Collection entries
◆ ◆ ◆ ◆ ◆

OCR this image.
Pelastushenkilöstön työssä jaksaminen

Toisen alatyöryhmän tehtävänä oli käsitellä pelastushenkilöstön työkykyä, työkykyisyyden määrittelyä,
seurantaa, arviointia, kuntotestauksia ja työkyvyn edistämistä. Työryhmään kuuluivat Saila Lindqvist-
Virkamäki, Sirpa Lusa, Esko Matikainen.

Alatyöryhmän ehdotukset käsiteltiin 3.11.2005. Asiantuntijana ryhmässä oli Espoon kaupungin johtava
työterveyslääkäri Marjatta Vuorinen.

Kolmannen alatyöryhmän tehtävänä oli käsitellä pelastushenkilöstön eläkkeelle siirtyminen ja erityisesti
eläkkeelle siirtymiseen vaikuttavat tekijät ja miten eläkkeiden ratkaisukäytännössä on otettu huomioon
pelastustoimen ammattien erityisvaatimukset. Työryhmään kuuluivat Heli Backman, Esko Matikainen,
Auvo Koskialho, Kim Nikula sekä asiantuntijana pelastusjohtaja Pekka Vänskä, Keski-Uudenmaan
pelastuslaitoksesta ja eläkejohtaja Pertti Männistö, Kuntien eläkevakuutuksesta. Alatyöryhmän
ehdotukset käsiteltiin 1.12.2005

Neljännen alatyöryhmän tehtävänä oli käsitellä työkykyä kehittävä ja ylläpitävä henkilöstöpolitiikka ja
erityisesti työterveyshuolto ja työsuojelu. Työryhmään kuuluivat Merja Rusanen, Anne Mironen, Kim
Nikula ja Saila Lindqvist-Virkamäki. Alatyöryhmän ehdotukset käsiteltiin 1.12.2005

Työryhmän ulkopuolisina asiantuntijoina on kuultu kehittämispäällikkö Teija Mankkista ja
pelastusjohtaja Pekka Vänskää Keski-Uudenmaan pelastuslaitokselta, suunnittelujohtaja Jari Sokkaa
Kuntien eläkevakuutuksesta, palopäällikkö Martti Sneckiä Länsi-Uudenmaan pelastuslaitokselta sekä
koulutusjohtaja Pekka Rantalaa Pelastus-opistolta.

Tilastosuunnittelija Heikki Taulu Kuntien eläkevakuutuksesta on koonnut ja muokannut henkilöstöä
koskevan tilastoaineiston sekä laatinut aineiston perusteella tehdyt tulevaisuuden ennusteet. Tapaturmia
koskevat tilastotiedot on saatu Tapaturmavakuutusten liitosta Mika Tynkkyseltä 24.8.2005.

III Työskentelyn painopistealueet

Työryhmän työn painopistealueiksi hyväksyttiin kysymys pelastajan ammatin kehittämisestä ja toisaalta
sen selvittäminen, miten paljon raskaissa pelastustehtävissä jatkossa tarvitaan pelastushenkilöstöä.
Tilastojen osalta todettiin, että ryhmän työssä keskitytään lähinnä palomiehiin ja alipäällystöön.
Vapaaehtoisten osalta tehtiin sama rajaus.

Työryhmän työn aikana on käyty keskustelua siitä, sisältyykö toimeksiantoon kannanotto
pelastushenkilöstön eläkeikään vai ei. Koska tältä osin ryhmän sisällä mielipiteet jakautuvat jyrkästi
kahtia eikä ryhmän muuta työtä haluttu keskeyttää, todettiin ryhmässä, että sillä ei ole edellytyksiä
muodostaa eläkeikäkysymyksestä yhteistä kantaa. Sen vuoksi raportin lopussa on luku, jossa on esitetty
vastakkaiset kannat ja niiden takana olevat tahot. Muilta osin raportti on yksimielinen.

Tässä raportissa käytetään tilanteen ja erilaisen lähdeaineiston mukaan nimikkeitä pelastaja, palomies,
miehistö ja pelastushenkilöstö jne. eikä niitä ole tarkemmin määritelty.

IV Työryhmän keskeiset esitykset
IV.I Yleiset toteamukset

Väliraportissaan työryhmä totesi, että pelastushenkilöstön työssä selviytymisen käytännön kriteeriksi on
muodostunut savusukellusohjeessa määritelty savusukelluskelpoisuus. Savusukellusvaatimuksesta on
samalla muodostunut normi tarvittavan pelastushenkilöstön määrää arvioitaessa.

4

◆ ◆ ◆ ◆ ◆

▶ **Your task**: Search the records above for "Matikainen". Copy each line where it is found.

▶ **Final answer**:
Virkamäki, Sirpa Lusa, Esko Matikainen.
pelastustoimen ammattien erityisvaatimukset. Työryhmään kuuluivat Heli Backman, Esko Matikainen,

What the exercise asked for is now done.